>> START Data listing

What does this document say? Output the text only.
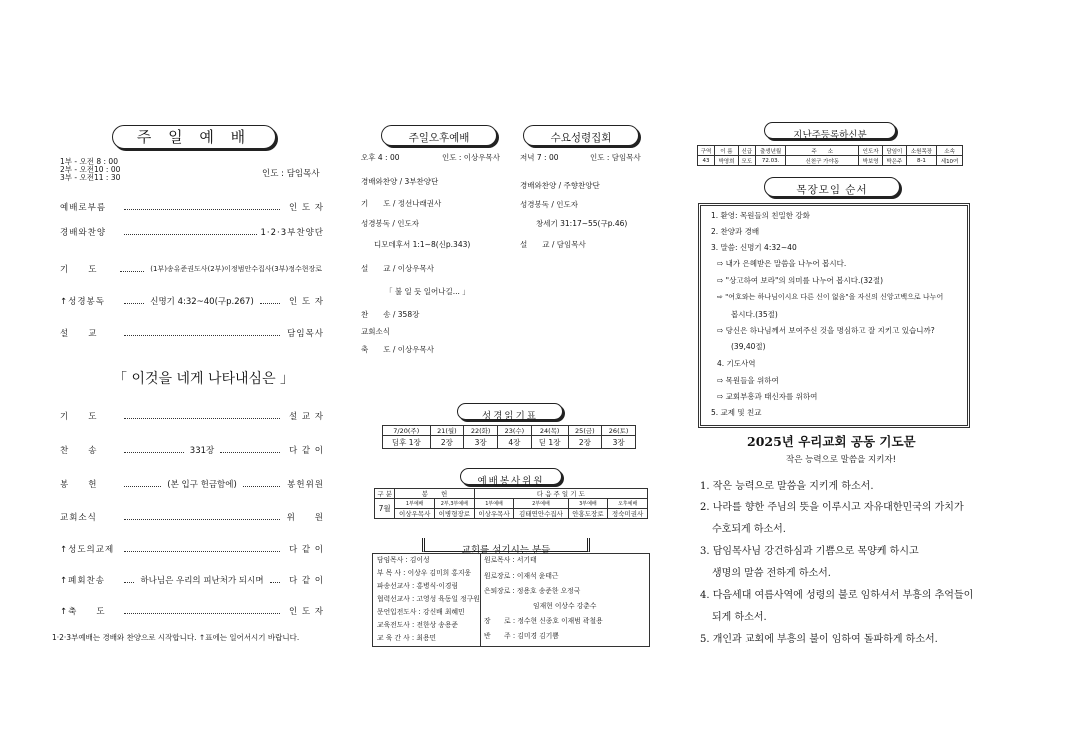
주 일 예 배
1부 - 오전 8 : 00
2부 - 오전10 : 00
3부 - 오전11 : 30	인도 : 담임목사
예배로부름	인 도 자
경배와찬양	1·2·3부찬양단
기　　도	(1부)송유준권도사(2부)이정범안수집사(3부)정수현장로
↑성경봉독	신명기 4:32~40(구p.267)	인 도 자
설　　교	담임목사
「 이것을 네게 나타내심은 」
기　　도	설 교 자
찬　　송	331장	다 같 이
봉　　헌	(본 입구 헌금함에)	봉헌위원
교회소식	위　　원
↑성도의교제	다 같 이
↑폐회찬송	하나님은 우리의 피난처가 되시며	다 같 이
↑축　　도	인 도 자
1·2·3부예배는 경배와 찬양으로 시작합니다. ↑표에는 일어서시기 바랍니다.
주일오후예배	수요성령집회
오후 4 : 00	인도 : 이상우목사
경배와찬양 / 3부찬양단
기　　도 / 정선나래권사
성경봉독 / 인도자
디모데후서 1:1~8(신p.343)
설　　교 / 이상우목사
「 불 일 듯 일어나길... 」
찬　　송 / 358장
교회소식
축　　도 / 이상우목사
저녁 7 : 00	인도 : 담임목사
경배와찬양 / 주향찬양단
성경봉독 / 인도자
창세기 31:17~55(구p.46)
설　　교 / 담임목사
성경읽기표
7/20(주)	21(월)	22(화)	23(수)	24(목)	25(금)	26(토)
딤후 1장	2장	3장	4장	딛 1장	2장	3장
예배봉사위원
구 분	봉　　헌		다 음 주 일 기 도			
7월	1부예배	2부,3부예배	1부예배	2부예배	3부예배	오후예배
	이상우목사	이병형장로	이상우목사	김태연안수집사	안홍도장로	정숙미권사
교회를 섬기시는 분들
담임목사 : 김이성
부 목 사 : 이상우 김미희 홍지웅
파송선교사 : 홍병식·이경림
협력선교사 : 고영성 육동일 정구원
문언입전도사 : 강신배 최혜민
교육전도사 : 전한상 송용준
교 육 간 사 : 최용민
원로목사 : 서기태
원로장로 : 이재석 윤태근
은퇴장로 : 정용호 송준한 오정국
임재현 이상수 강춘수
장　　로 : 정수현 신종호 이재범 곽철용
반　　주 : 김미경 김기쁨
지난주등록하신분
구역	이 름	신급	출생년월	주　　소	인도자	담임이	소원목장	소속
43	박영희	모도	72.03.	신천구 가야동	박보영	박은주	8-1	세10여
목장모임 순서
1. 환영: 목원들의 친밀한 강화
2. 찬양과 경배
3. 말씀: 신명기 4:32~40
⇨ 내가 은혜받은 말씀을 나누어 봅시다.
⇨ "상고하여 보라"의 의미를 나누어 봅시다.(32절)
⇨ "여호와는 하나님이시요 다른 신이 없음"을 자신의 신앙고백으로 나누어
봅시다.(35절)
⇨ 당신은 하나님께서 보여주신 것을 명심하고 잘 지키고 있습니까?
(39,40절)
4. 기도사역
⇨ 목원들을 위하여
⇨ 교회부흥과 태신자를 위하여
5. 교제 및 친교
2025년 우리교회 공동 기도문
작은 능력으로 말씀을 지키자!
1. 작은 능력으로 말씀을 지키게 하소서.
2. 나라를 향한 주님의 뜻을 이루시고 자유대한민국의 가치가
수호되게 하소서.
3. 담임목사님 강건하심과 기쁨으로 목양케 하시고
생명의 말씀 전하게 하소서.
4. 다음세대 여름사역에 성령의 불로 임하셔서 부흥의 추억들이
되게 하소서.
5. 개인과 교회에 부흥의 불이 임하여 돌파하게 하소서.
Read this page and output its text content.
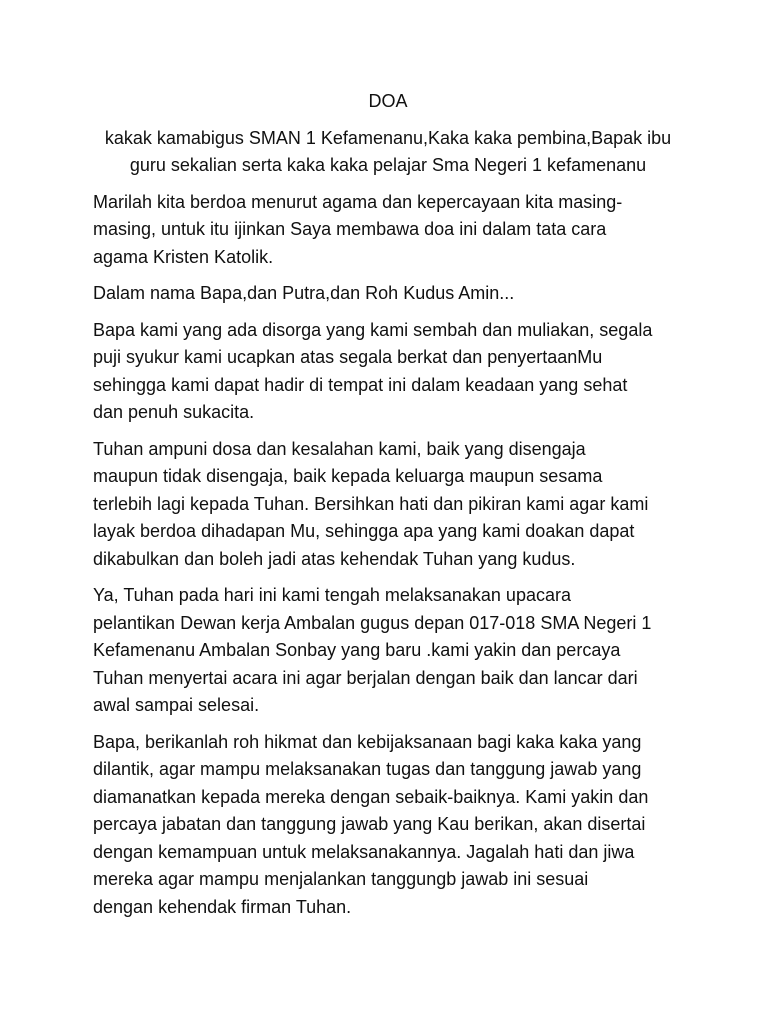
DOA

kakak kamabigus SMAN 1 Kefamenanu,Kaka kaka pembina,Bapak ibu
guru sekalian serta kaka kaka pelajar Sma Negeri 1 kefamenanu

Marilah kita berdoa menurut agama dan kepercayaan kita masing-
masing, untuk itu ijinkan Saya membawa doa ini dalam tata cara
agama Kristen Katolik.

Dalam nama Bapa,dan Putra,dan Roh Kudus Amin...

Bapa kami yang ada disorga yang kami sembah dan muliakan, segala
puji syukur kami ucapkan atas segala berkat dan penyertaanMu
sehingga kami dapat hadir di tempat ini dalam keadaan yang sehat
dan penuh sukacita.

Tuhan ampuni dosa dan kesalahan kami, baik yang disengaja
maupun tidak disengaja, baik kepada keluarga maupun sesama
terlebih lagi kepada Tuhan. Bersihkan hati dan pikiran kami agar kami
layak berdoa dihadapan Mu, sehingga apa yang kami doakan dapat
dikabulkan dan boleh jadi atas kehendak Tuhan yang kudus.

Ya, Tuhan pada hari ini kami tengah melaksanakan upacara
pelantikan Dewan kerja Ambalan gugus depan 017-018 SMA Negeri 1
Kefamenanu Ambalan Sonbay yang baru .kami yakin dan percaya
Tuhan menyertai acara ini agar berjalan dengan baik dan lancar dari
awal sampai selesai.

Bapa, berikanlah roh hikmat dan kebijaksanaan bagi kaka kaka yang
dilantik, agar mampu melaksanakan tugas dan tanggung jawab yang
diamanatkan kepada mereka dengan sebaik-baiknya. Kami yakin dan
percaya jabatan dan tanggung jawab yang Kau berikan, akan disertai
dengan kemampuan untuk melaksanakannya. Jagalah hati dan jiwa
mereka agar mampu menjalankan tanggungb jawab ini sesuai
dengan kehendak firman Tuhan.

>> END Data listing

Your task is to return the entries above exactly, with no pictures.

_The reply_.
What does this document say? Output the text only.
주 일 예 배
1부 - 오전 8 : 00
2부 - 오전10 : 00
3부 - 오전11 : 30	인도 : 담임목사
예배로부름	인 도 자
경배와찬양	1·2·3부찬양단
기　　도	(1부)송유준권도사(2부)이정범안수집사(3부)정수현장로
↑성경봉독	신명기 4:32~40(구p.267)	인 도 자
설　　교	담임목사
「 이것을 네게 나타내심은 」
기　　도	설 교 자
찬　　송	331장	다 같 이
봉　　헌	(본 입구 헌금함에)	봉헌위원
교회소식	위　　원
↑성도의교제	다 같 이
↑폐회찬송	하나님은 우리의 피난처가 되시며	다 같 이
↑축　　도	인 도 자
1·2·3부예배는 경배와 찬양으로 시작합니다. ↑표에는 일어서시기 바랍니다.
주일오후예배	수요성령집회
오후 4 : 00	인도 : 이상우목사
경배와찬양 / 3부찬양단
기　　도 / 정선나래권사
성경봉독 / 인도자
디모데후서 1:1~8(신p.343)
설　　교 / 이상우목사
「 불 일 듯 일어나길... 」
찬　　송 / 358장
교회소식
축　　도 / 이상우목사
저녁 7 : 00	인도 : 담임목사
경배와찬양 / 주향찬양단
성경봉독 / 인도자
창세기 31:17~55(구p.46)
설　　교 / 담임목사
성경읽기표
7/20(주)	21(월)	22(화)	23(수)	24(목)	25(금)	26(토)
딤후 1장	2장	3장	4장	딛 1장	2장	3장
예배봉사위원
구 분	봉　　헌		다 음 주 일 기 도			
7월	1부예배	2부,3부예배	1부예배	2부예배	3부예배	오후예배
	이상우목사	이병형장로	이상우목사	김태연안수집사	안홍도장로	정숙미권사
교회를 섬기시는 분들
담임목사 : 김이성
부 목 사 : 이상우 김미희 홍지웅
파송선교사 : 홍병식·이경림
협력선교사 : 고영성 육동일 정구원
문언입전도사 : 강신배 최혜민
교육전도사 : 전한상 송용준
교 육 간 사 : 최용민
원로목사 : 서기태
원로장로 : 이재석 윤태근
은퇴장로 : 정용호 송준한 오정국
임재현 이상수 강춘수
장　　로 : 정수현 신종호 이재범 곽철용
반　　주 : 김미경 김기쁨
지난주등록하신분
구역	이 름	신급	출생년월	주　　소	인도자	담임이	소원목장	소속
43	박영희	모도	72.03.	신천구 가야동	박보영	박은주	8-1	세10여
목장모임 순서
1. 환영: 목원들의 친밀한 강화
2. 찬양과 경배
3. 말씀: 신명기 4:32~40
⇨ 내가 은혜받은 말씀을 나누어 봅시다.
⇨ "상고하여 보라"의 의미를 나누어 봅시다.(32절)
⇨ "여호와는 하나님이시요 다른 신이 없음"을 자신의 신앙고백으로 나누어
봅시다.(35절)
⇨ 당신은 하나님께서 보여주신 것을 명심하고 잘 지키고 있습니까?
(39,40절)
4. 기도사역
⇨ 목원들을 위하여
⇨ 교회부흥과 태신자를 위하여
5. 교제 및 친교
2025년 우리교회 공동 기도문
작은 능력으로 말씀을 지키자!
1. 작은 능력으로 말씀을 지키게 하소서.
2. 나라를 향한 주님의 뜻을 이루시고 자유대한민국의 가치가
수호되게 하소서.
3. 담임목사님 강건하심과 기쁨으로 목양케 하시고
생명의 말씀 전하게 하소서.
4. 다음세대 여름사역에 성령의 불로 임하셔서 부흥의 추억들이
되게 하소서.
5. 개인과 교회에 부흥의 불이 임하여 돌파하게 하소서.
Read this page and output its text content.
DOA

kakak kamabigus SMAN 1 Kefamenanu,Kaka kaka pembina,Bapak ibu
guru sekalian serta kaka kaka pelajar Sma Negeri 1 kefamenanu

Marilah kita berdoa menurut agama dan kepercayaan kita masing-
masing, untuk itu ijinkan Saya membawa doa ini dalam tata cara
agama Kristen Katolik.

Dalam nama Bapa,dan Putra,dan Roh Kudus Amin...

Bapa kami yang ada disorga yang kami sembah dan muliakan, segala
puji syukur kami ucapkan atas segala berkat dan penyertaanMu
sehingga kami dapat hadir di tempat ini dalam keadaan yang sehat
dan penuh sukacita.

Tuhan ampuni dosa dan kesalahan kami, baik yang disengaja
maupun tidak disengaja, baik kepada keluarga maupun sesama
terlebih lagi kepada Tuhan. Bersihkan hati dan pikiran kami agar kami
layak berdoa dihadapan Mu, sehingga apa yang kami doakan dapat
dikabulkan dan boleh jadi atas kehendak Tuhan yang kudus.

Ya, Tuhan pada hari ini kami tengah melaksanakan upacara
pelantikan Dewan kerja Ambalan gugus depan 017-018 SMA Negeri 1
Kefamenanu Ambalan Sonbay yang baru .kami yakin dan percaya
Tuhan menyertai acara ini agar berjalan dengan baik dan lancar dari
awal sampai selesai.

Bapa, berikanlah roh hikmat dan kebijaksanaan bagi kaka kaka yang
dilantik, agar mampu melaksanakan tugas dan tanggung jawab yang
diamanatkan kepada mereka dengan sebaik-baiknya. Kami yakin dan
percaya jabatan dan tanggung jawab yang Kau berikan, akan disertai
dengan kemampuan untuk melaksanakannya. Jagalah hati dan jiwa
mereka agar mampu menjalankan tanggungb jawab ini sesuai
dengan kehendak firman Tuhan.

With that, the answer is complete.